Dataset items

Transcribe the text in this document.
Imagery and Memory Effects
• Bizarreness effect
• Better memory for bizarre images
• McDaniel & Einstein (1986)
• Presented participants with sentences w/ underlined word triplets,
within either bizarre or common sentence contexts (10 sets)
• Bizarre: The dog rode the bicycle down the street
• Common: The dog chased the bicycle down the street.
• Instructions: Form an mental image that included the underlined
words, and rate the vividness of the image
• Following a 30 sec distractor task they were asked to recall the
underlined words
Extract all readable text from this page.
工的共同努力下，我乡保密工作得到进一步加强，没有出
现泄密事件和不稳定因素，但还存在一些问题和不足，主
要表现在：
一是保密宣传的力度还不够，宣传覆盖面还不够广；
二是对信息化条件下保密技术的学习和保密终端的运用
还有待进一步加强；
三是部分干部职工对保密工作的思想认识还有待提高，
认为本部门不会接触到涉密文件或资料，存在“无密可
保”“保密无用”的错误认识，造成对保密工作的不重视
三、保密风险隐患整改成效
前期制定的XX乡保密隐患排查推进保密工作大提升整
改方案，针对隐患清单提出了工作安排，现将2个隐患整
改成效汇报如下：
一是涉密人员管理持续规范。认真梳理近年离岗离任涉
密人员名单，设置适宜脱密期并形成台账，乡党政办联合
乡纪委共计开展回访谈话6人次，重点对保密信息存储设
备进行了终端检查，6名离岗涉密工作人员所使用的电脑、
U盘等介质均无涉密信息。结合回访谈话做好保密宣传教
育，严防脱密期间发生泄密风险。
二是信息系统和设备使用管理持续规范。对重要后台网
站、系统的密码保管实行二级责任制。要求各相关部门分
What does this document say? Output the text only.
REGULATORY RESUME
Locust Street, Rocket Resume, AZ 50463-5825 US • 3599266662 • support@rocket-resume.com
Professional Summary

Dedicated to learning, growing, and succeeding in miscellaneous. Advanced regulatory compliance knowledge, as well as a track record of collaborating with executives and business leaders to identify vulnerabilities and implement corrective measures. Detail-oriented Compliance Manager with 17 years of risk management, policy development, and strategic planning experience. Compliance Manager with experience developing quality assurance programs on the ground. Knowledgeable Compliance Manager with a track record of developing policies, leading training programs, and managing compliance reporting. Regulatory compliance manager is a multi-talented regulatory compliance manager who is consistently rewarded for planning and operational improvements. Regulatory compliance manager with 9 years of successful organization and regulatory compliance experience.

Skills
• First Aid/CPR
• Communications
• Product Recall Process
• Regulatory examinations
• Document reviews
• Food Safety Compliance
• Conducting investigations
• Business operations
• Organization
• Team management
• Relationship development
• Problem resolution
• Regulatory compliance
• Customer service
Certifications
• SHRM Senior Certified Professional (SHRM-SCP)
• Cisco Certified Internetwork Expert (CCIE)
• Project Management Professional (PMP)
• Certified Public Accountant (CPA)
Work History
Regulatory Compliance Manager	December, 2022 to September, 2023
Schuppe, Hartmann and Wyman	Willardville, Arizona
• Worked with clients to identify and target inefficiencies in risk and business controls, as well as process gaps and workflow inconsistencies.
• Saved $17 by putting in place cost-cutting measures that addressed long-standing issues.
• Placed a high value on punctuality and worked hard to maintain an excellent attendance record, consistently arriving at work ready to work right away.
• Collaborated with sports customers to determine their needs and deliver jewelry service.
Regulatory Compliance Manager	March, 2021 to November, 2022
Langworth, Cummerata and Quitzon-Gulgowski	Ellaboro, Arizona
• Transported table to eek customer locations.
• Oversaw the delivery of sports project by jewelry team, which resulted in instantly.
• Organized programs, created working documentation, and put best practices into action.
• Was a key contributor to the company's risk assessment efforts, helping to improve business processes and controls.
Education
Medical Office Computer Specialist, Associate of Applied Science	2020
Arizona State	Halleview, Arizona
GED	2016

*EXERCISE PROMPT*
All of the material above needs to be copied exactly.

*REPLY TO THE TASK*
Transcribe the text in this document.
Imagery and Memory Effects
• Bizarreness effect
• Better memory for bizarre images
• McDaniel & Einstein (1986)
• Presented participants with sentences w/ underlined word triplets,
within either bizarre or common sentence contexts (10 sets)
• Bizarre: The dog rode the bicycle down the street
• Common: The dog chased the bicycle down the street.
• Instructions: Form an mental image that included the underlined
words, and rate the vividness of the image
• Following a 30 sec distractor task they were asked to recall the
underlined words
Extract all readable text from this page.
工的共同努力下，我乡保密工作得到进一步加强，没有出
现泄密事件和不稳定因素，但还存在一些问题和不足，主
要表现在：
一是保密宣传的力度还不够，宣传覆盖面还不够广；
二是对信息化条件下保密技术的学习和保密终端的运用
还有待进一步加强；
三是部分干部职工对保密工作的思想认识还有待提高，
认为本部门不会接触到涉密文件或资料，存在“无密可
保”“保密无用”的错误认识，造成对保密工作的不重视
三、保密风险隐患整改成效
前期制定的XX乡保密隐患排查推进保密工作大提升整
改方案，针对隐患清单提出了工作安排，现将2个隐患整
改成效汇报如下：
一是涉密人员管理持续规范。认真梳理近年离岗离任涉
密人员名单，设置适宜脱密期并形成台账，乡党政办联合
乡纪委共计开展回访谈话6人次，重点对保密信息存储设
备进行了终端检查，6名离岗涉密工作人员所使用的电脑、
U盘等介质均无涉密信息。结合回访谈话做好保密宣传教
育，严防脱密期间发生泄密风险。
二是信息系统和设备使用管理持续规范。对重要后台网
站、系统的密码保管实行二级责任制。要求各相关部门分
What does this document say? Output the text only.
REGULATORY RESUME
Locust Street, Rocket Resume, AZ 50463-5825 US • 3599266662 • support@rocket-resume.com
Professional Summary

Dedicated to learning, growing, and succeeding in miscellaneous. Advanced regulatory compliance knowledge, as well as a track record of collaborating with executives and business leaders to identify vulnerabilities and implement corrective measures. Detail-oriented Compliance Manager with 17 years of risk management, policy development, and strategic planning experience. Compliance Manager with experience developing quality assurance programs on the ground. Knowledgeable Compliance Manager with a track record of developing policies, leading training programs, and managing compliance reporting. Regulatory compliance manager is a multi-talented regulatory compliance manager who is consistently rewarded for planning and operational improvements. Regulatory compliance manager with 9 years of successful organization and regulatory compliance experience.

Skills
• First Aid/CPR
• Communications
• Product Recall Process
• Regulatory examinations
• Document reviews
• Food Safety Compliance
• Conducting investigations
• Business operations
• Organization
• Team management
• Relationship development
• Problem resolution
• Regulatory compliance
• Customer service
Certifications
• SHRM Senior Certified Professional (SHRM-SCP)
• Cisco Certified Internetwork Expert (CCIE)
• Project Management Professional (PMP)
• Certified Public Accountant (CPA)
Work History
Regulatory Compliance Manager	December, 2022 to September, 2023
Schuppe, Hartmann and Wyman	Willardville, Arizona
• Worked with clients to identify and target inefficiencies in risk and business controls, as well as process gaps and workflow inconsistencies.
• Saved $17 by putting in place cost-cutting measures that addressed long-standing issues.
• Placed a high value on punctuality and worked hard to maintain an excellent attendance record, consistently arriving at work ready to work right away.
• Collaborated with sports customers to determine their needs and deliver jewelry service.
Regulatory Compliance Manager	March, 2021 to November, 2022
Langworth, Cummerata and Quitzon-Gulgowski	Ellaboro, Arizona
• Transported table to eek customer locations.
• Oversaw the delivery of sports project by jewelry team, which resulted in instantly.
• Organized programs, created working documentation, and put best practices into action.
• Was a key contributor to the company's risk assessment efforts, helping to improve business processes and controls.
Education
Medical Office Computer Specialist, Associate of Applied Science	2020
Arizona State	Halleview, Arizona
GED	2016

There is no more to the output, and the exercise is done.